- Required task: Lift every line from the entries that includes the word "godine".

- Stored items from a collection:
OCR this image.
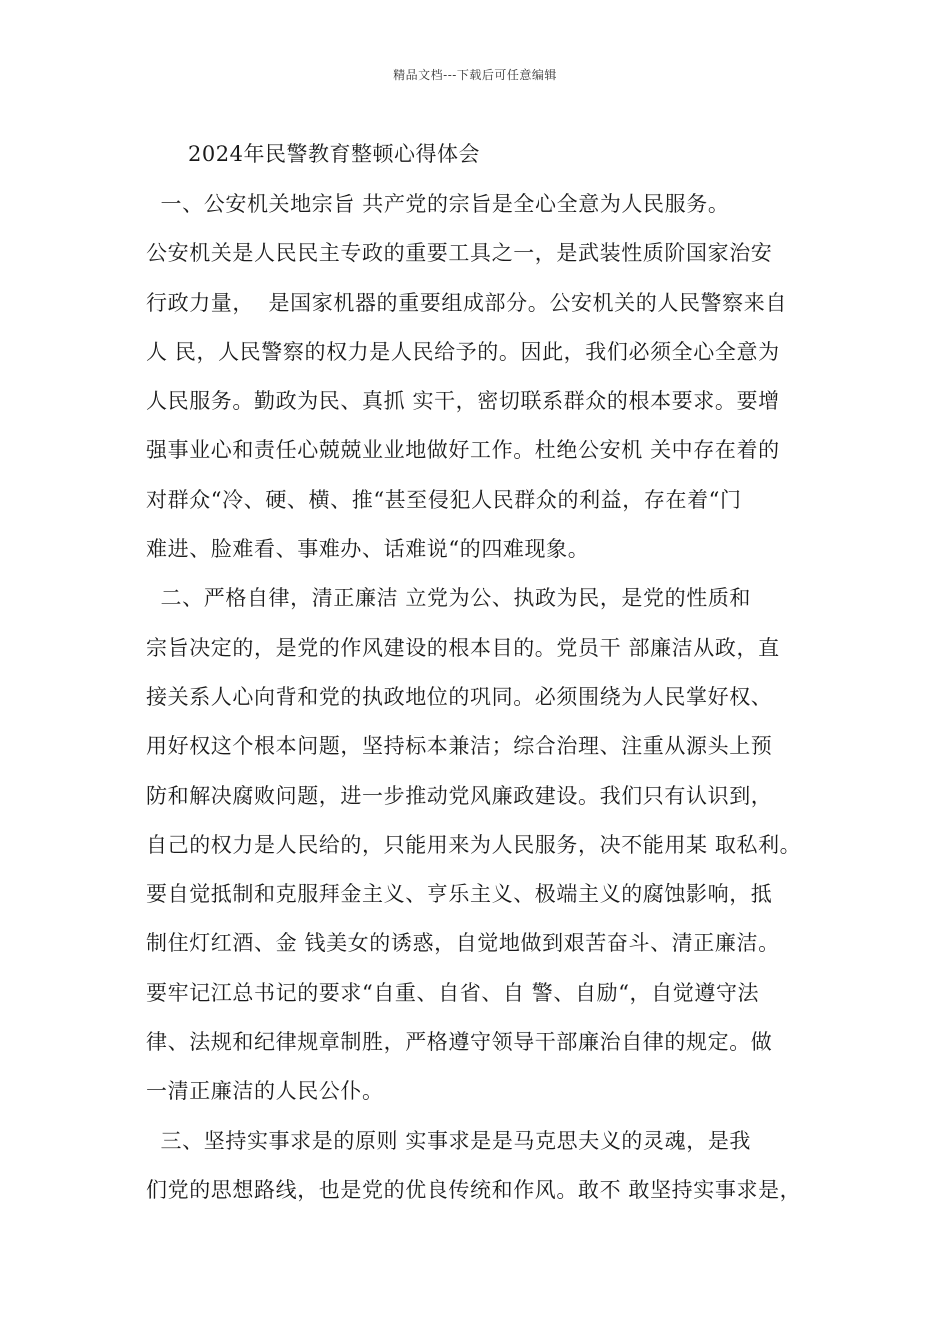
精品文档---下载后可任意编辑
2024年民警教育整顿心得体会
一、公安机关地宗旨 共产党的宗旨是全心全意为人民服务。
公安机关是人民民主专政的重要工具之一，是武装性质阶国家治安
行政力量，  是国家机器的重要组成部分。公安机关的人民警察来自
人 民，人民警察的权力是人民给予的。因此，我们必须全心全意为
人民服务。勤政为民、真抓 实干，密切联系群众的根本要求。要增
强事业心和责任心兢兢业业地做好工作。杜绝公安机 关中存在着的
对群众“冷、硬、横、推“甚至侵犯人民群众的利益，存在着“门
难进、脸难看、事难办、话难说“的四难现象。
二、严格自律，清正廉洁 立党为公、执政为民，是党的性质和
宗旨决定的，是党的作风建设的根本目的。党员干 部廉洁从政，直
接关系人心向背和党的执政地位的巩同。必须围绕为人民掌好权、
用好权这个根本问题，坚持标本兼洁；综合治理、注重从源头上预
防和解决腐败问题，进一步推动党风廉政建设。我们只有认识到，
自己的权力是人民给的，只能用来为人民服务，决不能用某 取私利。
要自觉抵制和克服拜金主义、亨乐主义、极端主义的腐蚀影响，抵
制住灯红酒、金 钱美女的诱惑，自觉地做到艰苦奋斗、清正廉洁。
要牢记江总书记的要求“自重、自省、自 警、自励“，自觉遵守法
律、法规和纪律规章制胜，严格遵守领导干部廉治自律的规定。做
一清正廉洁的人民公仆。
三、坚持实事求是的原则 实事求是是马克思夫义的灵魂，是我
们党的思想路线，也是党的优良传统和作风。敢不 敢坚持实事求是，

...

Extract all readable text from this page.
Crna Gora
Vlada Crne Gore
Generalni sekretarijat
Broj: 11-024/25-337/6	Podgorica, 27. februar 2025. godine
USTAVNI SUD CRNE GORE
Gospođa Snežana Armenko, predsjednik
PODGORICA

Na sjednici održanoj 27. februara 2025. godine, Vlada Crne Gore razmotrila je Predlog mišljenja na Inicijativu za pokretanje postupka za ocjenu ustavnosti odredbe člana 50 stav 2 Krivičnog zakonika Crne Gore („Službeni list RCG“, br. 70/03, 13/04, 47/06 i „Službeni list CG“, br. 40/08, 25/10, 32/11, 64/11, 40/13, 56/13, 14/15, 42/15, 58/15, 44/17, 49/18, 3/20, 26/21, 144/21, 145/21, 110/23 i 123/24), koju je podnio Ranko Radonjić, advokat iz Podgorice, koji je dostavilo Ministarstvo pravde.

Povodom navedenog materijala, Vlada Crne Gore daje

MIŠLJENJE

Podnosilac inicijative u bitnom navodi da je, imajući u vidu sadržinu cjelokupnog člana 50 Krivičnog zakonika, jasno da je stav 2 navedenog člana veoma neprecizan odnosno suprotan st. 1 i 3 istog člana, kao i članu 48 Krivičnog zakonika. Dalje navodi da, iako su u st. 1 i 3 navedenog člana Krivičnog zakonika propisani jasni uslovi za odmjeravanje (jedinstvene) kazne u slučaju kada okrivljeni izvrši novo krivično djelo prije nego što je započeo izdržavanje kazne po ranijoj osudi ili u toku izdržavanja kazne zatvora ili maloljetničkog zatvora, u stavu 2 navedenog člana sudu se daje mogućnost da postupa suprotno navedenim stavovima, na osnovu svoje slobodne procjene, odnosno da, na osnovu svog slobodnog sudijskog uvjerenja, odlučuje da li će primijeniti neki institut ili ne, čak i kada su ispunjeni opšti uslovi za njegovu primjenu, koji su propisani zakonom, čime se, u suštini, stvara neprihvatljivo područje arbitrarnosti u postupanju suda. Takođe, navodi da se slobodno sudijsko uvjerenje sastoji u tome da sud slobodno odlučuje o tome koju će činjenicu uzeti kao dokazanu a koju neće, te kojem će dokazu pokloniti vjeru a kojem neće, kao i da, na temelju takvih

- Written solution:
Broj: 11-024/25-337/6	Podgorica, 27. februar 2025. godine
Na sjednici održanoj 27. februara 2025. godine, Vlada Crne Gore razmotrila je Predlog mišljenja na Inicijativu za pokretanje postupka za ocjenu ustavnosti odredbe člana 50 stav 2 Krivičnog zakonika Crne Gore („Službeni list RCG“, br. 70/03, 13/04, 47/06 i „Službeni list CG“, br. 40/08, 25/10, 32/11, 64/11, 40/13, 56/13, 14/15, 42/15, 58/15, 44/17, 49/18, 3/20, 26/21, 144/21, 145/21, 110/23 i 123/24), koju je podnio Ranko Radonjić, advokat iz Podgorice, koji je dostavilo Ministarstvo pravde.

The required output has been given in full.